Data for this exercise:
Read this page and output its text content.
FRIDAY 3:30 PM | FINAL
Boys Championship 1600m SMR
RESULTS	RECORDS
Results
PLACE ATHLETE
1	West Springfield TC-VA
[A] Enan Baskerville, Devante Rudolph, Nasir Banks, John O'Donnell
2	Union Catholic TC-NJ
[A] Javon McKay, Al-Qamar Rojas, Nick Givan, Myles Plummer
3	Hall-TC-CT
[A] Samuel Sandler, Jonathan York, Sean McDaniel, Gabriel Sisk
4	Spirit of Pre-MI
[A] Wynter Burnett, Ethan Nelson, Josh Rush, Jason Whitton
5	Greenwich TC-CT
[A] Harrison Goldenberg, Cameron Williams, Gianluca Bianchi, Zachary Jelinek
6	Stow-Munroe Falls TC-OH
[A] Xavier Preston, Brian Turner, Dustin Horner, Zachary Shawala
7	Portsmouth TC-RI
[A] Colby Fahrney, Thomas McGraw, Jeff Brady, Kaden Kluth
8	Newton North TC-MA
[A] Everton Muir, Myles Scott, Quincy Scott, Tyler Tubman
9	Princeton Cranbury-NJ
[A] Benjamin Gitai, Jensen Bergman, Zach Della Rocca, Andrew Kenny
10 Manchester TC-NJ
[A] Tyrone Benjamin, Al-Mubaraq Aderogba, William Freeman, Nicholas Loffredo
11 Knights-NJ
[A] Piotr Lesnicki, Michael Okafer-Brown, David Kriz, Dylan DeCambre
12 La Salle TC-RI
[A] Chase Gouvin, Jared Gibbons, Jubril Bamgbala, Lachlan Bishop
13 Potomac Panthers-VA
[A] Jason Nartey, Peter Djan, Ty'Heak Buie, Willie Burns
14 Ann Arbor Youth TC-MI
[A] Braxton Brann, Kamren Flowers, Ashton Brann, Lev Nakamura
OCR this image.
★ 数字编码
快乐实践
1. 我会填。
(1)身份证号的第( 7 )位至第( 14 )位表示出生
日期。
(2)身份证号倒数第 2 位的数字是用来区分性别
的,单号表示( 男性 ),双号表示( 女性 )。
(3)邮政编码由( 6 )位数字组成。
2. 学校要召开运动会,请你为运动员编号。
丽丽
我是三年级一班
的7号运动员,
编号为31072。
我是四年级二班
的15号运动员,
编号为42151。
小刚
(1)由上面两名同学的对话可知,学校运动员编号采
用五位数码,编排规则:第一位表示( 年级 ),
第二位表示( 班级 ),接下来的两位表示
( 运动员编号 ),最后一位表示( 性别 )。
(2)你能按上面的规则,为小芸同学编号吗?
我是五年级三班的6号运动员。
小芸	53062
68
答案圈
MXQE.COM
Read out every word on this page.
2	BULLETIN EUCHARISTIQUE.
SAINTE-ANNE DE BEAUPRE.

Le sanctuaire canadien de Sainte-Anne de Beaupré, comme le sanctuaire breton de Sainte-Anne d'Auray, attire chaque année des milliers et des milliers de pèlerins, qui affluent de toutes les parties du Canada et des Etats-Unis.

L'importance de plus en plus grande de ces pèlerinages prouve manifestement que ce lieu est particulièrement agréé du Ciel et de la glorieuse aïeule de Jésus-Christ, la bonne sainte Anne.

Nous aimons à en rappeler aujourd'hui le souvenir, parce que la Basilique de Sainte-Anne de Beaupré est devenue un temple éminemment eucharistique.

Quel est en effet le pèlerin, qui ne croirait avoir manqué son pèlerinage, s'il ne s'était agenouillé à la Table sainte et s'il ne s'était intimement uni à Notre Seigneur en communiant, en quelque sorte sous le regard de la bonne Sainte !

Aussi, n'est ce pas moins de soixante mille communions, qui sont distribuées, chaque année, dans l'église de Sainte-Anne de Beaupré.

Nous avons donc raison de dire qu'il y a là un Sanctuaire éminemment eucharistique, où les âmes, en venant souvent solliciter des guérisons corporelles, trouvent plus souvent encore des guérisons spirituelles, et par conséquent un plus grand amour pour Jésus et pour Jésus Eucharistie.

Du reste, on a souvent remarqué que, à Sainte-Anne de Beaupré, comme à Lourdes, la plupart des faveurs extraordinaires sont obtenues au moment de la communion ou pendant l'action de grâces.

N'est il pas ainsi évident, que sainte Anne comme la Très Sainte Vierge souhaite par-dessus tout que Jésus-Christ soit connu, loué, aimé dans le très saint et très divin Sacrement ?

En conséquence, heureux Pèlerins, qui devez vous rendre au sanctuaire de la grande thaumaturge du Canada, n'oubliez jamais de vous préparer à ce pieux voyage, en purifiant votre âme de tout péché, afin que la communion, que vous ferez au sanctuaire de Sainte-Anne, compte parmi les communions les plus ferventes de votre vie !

What needs to be done: Take the material above and return all of it exactly.

Worked solution:
Read this page and output its text content.
FRIDAY 3:30 PM | FINAL
Boys Championship 1600m SMR
RESULTS	RECORDS
Results
PLACE ATHLETE
1	West Springfield TC-VA
[A] Enan Baskerville, Devante Rudolph, Nasir Banks, John O'Donnell
2	Union Catholic TC-NJ
[A] Javon McKay, Al-Qamar Rojas, Nick Givan, Myles Plummer
3	Hall-TC-CT
[A] Samuel Sandler, Jonathan York, Sean McDaniel, Gabriel Sisk
4	Spirit of Pre-MI
[A] Wynter Burnett, Ethan Nelson, Josh Rush, Jason Whitton
5	Greenwich TC-CT
[A] Harrison Goldenberg, Cameron Williams, Gianluca Bianchi, Zachary Jelinek
6	Stow-Munroe Falls TC-OH
[A] Xavier Preston, Brian Turner, Dustin Horner, Zachary Shawala
7	Portsmouth TC-RI
[A] Colby Fahrney, Thomas McGraw, Jeff Brady, Kaden Kluth
8	Newton North TC-MA
[A] Everton Muir, Myles Scott, Quincy Scott, Tyler Tubman
9	Princeton Cranbury-NJ
[A] Benjamin Gitai, Jensen Bergman, Zach Della Rocca, Andrew Kenny
10 Manchester TC-NJ
[A] Tyrone Benjamin, Al-Mubaraq Aderogba, William Freeman, Nicholas Loffredo
11 Knights-NJ
[A] Piotr Lesnicki, Michael Okafer-Brown, David Kriz, Dylan DeCambre
12 La Salle TC-RI
[A] Chase Gouvin, Jared Gibbons, Jubril Bamgbala, Lachlan Bishop
13 Potomac Panthers-VA
[A] Jason Nartey, Peter Djan, Ty'Heak Buie, Willie Burns
14 Ann Arbor Youth TC-MI
[A] Braxton Brann, Kamren Flowers, Ashton Brann, Lev Nakamura
OCR this image.
★ 数字编码
快乐实践
1. 我会填。
(1)身份证号的第( 7 )位至第( 14 )位表示出生
日期。
(2)身份证号倒数第 2 位的数字是用来区分性别
的,单号表示( 男性 ),双号表示( 女性 )。
(3)邮政编码由( 6 )位数字组成。
2. 学校要召开运动会,请你为运动员编号。
丽丽
我是三年级一班
的7号运动员,
编号为31072。
我是四年级二班
的15号运动员,
编号为42151。
小刚
(1)由上面两名同学的对话可知,学校运动员编号采
用五位数码,编排规则:第一位表示( 年级 ),
第二位表示( 班级 ),接下来的两位表示
( 运动员编号 ),最后一位表示( 性别 )。
(2)你能按上面的规则,为小芸同学编号吗?
我是五年级三班的6号运动员。
小芸	53062
68
答案圈
MXQE.COM
Read out every word on this page.
2	BULLETIN EUCHARISTIQUE.
SAINTE-ANNE DE BEAUPRE.

Le sanctuaire canadien de Sainte-Anne de Beaupré, comme le sanctuaire breton de Sainte-Anne d'Auray, attire chaque année des milliers et des milliers de pèlerins, qui affluent de toutes les parties du Canada et des Etats-Unis.

L'importance de plus en plus grande de ces pèlerinages prouve manifestement que ce lieu est particulièrement agréé du Ciel et de la glorieuse aïeule de Jésus-Christ, la bonne sainte Anne.

Nous aimons à en rappeler aujourd'hui le souvenir, parce que la Basilique de Sainte-Anne de Beaupré est devenue un temple éminemment eucharistique.

Quel est en effet le pèlerin, qui ne croirait avoir manqué son pèlerinage, s'il ne s'était agenouillé à la Table sainte et s'il ne s'était intimement uni à Notre Seigneur en communiant, en quelque sorte sous le regard de la bonne Sainte !

Aussi, n'est ce pas moins de soixante mille communions, qui sont distribuées, chaque année, dans l'église de Sainte-Anne de Beaupré.

Nous avons donc raison de dire qu'il y a là un Sanctuaire éminemment eucharistique, où les âmes, en venant souvent solliciter des guérisons corporelles, trouvent plus souvent encore des guérisons spirituelles, et par conséquent un plus grand amour pour Jésus et pour Jésus Eucharistie.

Du reste, on a souvent remarqué que, à Sainte-Anne de Beaupré, comme à Lourdes, la plupart des faveurs extraordinaires sont obtenues au moment de la communion ou pendant l'action de grâces.

N'est il pas ainsi évident, que sainte Anne comme la Très Sainte Vierge souhaite par-dessus tout que Jésus-Christ soit connu, loué, aimé dans le très saint et très divin Sacrement ?

En conséquence, heureux Pèlerins, qui devez vous rendre au sanctuaire de la grande thaumaturge du Canada, n'oubliez jamais de vous préparer à ce pieux voyage, en purifiant votre âme de tout péché, afin que la communion, que vous ferez au sanctuaire de Sainte-Anne, compte parmi les communions les plus ferventes de votre vie !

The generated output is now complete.